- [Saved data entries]
────────────────────

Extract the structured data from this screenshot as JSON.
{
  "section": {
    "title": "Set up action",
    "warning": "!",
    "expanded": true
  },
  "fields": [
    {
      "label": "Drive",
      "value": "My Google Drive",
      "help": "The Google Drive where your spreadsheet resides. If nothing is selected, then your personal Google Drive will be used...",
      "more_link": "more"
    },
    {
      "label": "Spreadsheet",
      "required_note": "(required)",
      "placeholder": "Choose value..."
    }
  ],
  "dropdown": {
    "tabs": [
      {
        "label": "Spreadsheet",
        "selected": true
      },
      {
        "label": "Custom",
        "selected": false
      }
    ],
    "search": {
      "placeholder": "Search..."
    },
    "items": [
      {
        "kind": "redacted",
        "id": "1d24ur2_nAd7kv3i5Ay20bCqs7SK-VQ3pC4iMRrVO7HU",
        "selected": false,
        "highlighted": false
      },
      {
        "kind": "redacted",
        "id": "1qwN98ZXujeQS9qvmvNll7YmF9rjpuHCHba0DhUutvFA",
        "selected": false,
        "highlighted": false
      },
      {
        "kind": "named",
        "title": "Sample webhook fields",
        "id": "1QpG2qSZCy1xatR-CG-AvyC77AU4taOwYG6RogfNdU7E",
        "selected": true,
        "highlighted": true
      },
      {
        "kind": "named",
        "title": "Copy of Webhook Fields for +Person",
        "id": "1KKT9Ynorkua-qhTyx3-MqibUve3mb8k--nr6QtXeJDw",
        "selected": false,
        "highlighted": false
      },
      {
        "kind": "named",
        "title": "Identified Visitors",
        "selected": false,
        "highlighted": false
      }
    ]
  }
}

────────────────────

- [Do this] Above are the records; retype every one exactly.

- [Task result]
Extract the structured data from this screenshot as JSON.
{
  "section": {
    "title": "Set up action",
    "warning": "!",
    "expanded": true
  },
  "fields": [
    {
      "label": "Drive",
      "value": "My Google Drive",
      "help": "The Google Drive where your spreadsheet resides. If nothing is selected, then your personal Google Drive will be used...",
      "more_link": "more"
    },
    {
      "label": "Spreadsheet",
      "required_note": "(required)",
      "placeholder": "Choose value..."
    }
  ],
  "dropdown": {
    "tabs": [
      {
        "label": "Spreadsheet",
        "selected": true
      },
      {
        "label": "Custom",
        "selected": false
      }
    ],
    "search": {
      "placeholder": "Search..."
    },
    "items": [
      {
        "kind": "redacted",
        "id": "1d24ur2_nAd7kv3i5Ay20bCqs7SK-VQ3pC4iMRrVO7HU",
        "selected": false,
        "highlighted": false
      },
      {
        "kind": "redacted",
        "id": "1qwN98ZXujeQS9qvmvNll7YmF9rjpuHCHba0DhUutvFA",
        "selected": false,
        "highlighted": false
      },
      {
        "kind": "named",
        "title": "Sample webhook fields",
        "id": "1QpG2qSZCy1xatR-CG-AvyC77AU4taOwYG6RogfNdU7E",
        "selected": true,
        "highlighted": true
      },
      {
        "kind": "named",
        "title": "Copy of Webhook Fields for +Person",
        "id": "1KKT9Ynorkua-qhTyx3-MqibUve3mb8k--nr6QtXeJDw",
        "selected": false,
        "highlighted": false
      },
      {
        "kind": "named",
        "title": "Identified Visitors",
        "selected": false,
        "highlighted": false
      }
    ]
  }
}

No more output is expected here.